start Extracted records

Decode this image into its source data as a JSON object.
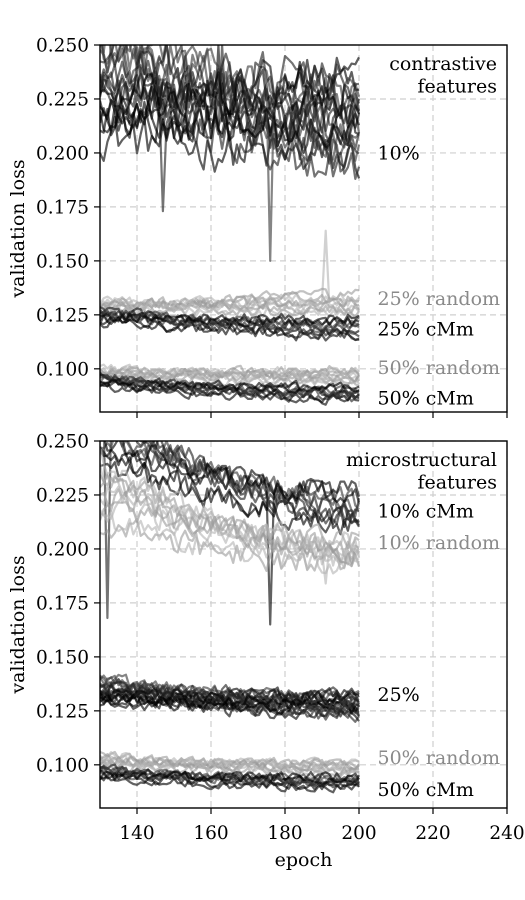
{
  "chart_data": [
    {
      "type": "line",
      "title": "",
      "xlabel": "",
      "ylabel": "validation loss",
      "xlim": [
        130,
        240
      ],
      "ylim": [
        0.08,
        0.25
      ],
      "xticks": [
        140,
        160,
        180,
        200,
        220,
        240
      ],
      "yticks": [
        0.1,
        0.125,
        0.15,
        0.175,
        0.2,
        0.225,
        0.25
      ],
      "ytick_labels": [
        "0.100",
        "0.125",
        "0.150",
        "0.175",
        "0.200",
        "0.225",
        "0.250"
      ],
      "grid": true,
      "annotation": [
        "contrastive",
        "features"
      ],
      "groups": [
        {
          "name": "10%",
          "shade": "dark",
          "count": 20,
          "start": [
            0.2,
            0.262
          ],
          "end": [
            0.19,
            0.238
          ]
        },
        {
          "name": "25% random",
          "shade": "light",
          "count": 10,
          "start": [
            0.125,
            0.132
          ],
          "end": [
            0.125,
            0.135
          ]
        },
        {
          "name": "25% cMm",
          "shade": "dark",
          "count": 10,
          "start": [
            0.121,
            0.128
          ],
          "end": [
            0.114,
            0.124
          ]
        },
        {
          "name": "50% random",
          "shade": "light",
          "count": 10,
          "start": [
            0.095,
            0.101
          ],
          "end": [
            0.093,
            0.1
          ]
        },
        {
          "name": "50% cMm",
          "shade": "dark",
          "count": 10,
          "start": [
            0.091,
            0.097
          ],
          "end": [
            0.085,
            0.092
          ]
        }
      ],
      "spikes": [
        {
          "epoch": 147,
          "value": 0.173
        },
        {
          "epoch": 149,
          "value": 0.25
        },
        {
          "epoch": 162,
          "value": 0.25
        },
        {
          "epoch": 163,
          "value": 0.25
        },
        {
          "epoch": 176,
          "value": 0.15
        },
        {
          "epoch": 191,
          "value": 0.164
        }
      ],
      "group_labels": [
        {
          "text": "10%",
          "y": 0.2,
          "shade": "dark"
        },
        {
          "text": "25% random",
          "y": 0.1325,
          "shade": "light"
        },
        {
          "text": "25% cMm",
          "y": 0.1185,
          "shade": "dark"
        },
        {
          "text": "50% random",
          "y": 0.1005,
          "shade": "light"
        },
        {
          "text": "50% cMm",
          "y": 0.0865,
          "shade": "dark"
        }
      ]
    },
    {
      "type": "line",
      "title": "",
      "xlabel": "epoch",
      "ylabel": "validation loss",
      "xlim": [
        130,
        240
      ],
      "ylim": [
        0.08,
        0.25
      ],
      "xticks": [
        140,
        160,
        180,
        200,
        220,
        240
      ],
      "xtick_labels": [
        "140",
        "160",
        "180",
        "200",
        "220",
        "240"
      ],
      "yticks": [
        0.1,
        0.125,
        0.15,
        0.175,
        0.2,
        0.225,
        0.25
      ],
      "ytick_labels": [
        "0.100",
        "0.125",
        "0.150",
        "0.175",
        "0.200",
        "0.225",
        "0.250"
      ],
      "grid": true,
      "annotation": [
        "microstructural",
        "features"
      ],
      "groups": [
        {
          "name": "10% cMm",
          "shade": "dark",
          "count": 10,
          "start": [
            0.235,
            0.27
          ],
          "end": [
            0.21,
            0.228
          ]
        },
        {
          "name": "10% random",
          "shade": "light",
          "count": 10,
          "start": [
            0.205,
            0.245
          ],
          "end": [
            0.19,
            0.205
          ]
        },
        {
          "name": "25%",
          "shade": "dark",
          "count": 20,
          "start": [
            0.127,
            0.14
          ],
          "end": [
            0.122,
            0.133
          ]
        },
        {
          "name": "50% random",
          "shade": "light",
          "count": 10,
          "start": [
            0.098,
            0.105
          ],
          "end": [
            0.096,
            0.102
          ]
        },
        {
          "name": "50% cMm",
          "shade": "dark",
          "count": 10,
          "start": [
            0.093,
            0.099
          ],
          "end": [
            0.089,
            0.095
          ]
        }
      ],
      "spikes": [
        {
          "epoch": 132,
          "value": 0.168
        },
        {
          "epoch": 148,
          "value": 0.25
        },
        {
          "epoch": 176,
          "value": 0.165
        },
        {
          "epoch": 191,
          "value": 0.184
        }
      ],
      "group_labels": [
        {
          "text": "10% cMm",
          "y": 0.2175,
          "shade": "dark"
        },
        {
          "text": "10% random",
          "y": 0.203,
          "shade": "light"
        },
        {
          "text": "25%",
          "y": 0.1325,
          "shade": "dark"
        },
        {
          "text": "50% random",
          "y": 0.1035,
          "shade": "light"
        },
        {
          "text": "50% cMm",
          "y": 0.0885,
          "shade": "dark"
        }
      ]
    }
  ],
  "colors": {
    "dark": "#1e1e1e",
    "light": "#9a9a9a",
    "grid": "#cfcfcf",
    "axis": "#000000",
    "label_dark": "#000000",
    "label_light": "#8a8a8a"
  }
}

end Extracted records

■ Task objective:
Pull every line containing the word "name" out of the material.

■ Expected output:
          "name": "10%",
          "name": "25% random",
          "name": "25% cMm",
          "name": "50% random",
          "name": "50% cMm",
          "name": "10% cMm",
          "name": "10% random",
          "name": "25%",
          "name": "50% random",
          "name": "50% cMm",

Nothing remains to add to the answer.